**Written task**
Copy all of the material below exactly.

—————

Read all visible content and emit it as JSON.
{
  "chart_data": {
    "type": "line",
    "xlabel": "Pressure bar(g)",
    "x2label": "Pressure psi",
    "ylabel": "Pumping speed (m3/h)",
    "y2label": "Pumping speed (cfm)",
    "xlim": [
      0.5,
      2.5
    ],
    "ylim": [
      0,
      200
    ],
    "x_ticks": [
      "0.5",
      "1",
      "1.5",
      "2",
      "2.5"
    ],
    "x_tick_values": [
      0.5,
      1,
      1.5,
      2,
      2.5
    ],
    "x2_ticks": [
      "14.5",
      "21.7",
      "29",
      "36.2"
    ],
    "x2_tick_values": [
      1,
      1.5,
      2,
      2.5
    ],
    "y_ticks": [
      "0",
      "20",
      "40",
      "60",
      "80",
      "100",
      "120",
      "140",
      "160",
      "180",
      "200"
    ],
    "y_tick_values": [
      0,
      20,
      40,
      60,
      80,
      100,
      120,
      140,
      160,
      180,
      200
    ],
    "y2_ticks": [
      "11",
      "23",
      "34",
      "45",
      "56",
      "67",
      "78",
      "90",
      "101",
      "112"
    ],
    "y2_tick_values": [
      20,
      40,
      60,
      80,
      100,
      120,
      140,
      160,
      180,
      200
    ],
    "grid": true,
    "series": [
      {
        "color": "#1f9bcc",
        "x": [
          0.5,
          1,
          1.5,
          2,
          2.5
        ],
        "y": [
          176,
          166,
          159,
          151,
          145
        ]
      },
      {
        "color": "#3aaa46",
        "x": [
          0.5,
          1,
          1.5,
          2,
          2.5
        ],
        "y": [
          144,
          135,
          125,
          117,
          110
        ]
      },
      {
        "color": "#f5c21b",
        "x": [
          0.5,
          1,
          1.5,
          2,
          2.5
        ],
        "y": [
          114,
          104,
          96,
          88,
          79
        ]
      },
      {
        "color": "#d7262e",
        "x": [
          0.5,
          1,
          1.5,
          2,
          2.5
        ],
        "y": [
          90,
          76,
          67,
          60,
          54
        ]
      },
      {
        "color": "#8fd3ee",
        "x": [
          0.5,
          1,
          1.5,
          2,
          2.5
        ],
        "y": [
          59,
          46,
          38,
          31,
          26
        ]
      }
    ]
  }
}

—————

**Response to this task**
Read all visible content and emit it as JSON.
{
  "chart_data": {
    "type": "line",
    "xlabel": "Pressure bar(g)",
    "x2label": "Pressure psi",
    "ylabel": "Pumping speed (m3/h)",
    "y2label": "Pumping speed (cfm)",
    "xlim": [
      0.5,
      2.5
    ],
    "ylim": [
      0,
      200
    ],
    "x_ticks": [
      "0.5",
      "1",
      "1.5",
      "2",
      "2.5"
    ],
    "x_tick_values": [
      0.5,
      1,
      1.5,
      2,
      2.5
    ],
    "x2_ticks": [
      "14.5",
      "21.7",
      "29",
      "36.2"
    ],
    "x2_tick_values": [
      1,
      1.5,
      2,
      2.5
    ],
    "y_ticks": [
      "0",
      "20",
      "40",
      "60",
      "80",
      "100",
      "120",
      "140",
      "160",
      "180",
      "200"
    ],
    "y_tick_values": [
      0,
      20,
      40,
      60,
      80,
      100,
      120,
      140,
      160,
      180,
      200
    ],
    "y2_ticks": [
      "11",
      "23",
      "34",
      "45",
      "56",
      "67",
      "78",
      "90",
      "101",
      "112"
    ],
    "y2_tick_values": [
      20,
      40,
      60,
      80,
      100,
      120,
      140,
      160,
      180,
      200
    ],
    "grid": true,
    "series": [
      {
        "color": "#1f9bcc",
        "x": [
          0.5,
          1,
          1.5,
          2,
          2.5
        ],
        "y": [
          176,
          166,
          159,
          151,
          145
        ]
      },
      {
        "color": "#3aaa46",
        "x": [
          0.5,
          1,
          1.5,
          2,
          2.5
        ],
        "y": [
          144,
          135,
          125,
          117,
          110
        ]
      },
      {
        "color": "#f5c21b",
        "x": [
          0.5,
          1,
          1.5,
          2,
          2.5
        ],
        "y": [
          114,
          104,
          96,
          88,
          79
        ]
      },
      {
        "color": "#d7262e",
        "x": [
          0.5,
          1,
          1.5,
          2,
          2.5
        ],
        "y": [
          90,
          76,
          67,
          60,
          54
        ]
      },
      {
        "color": "#8fd3ee",
        "x": [
          0.5,
          1,
          1.5,
          2,
          2.5
        ],
        "y": [
          59,
          46,
          38,
          31,
          26
        ]
      }
    ]
  }
}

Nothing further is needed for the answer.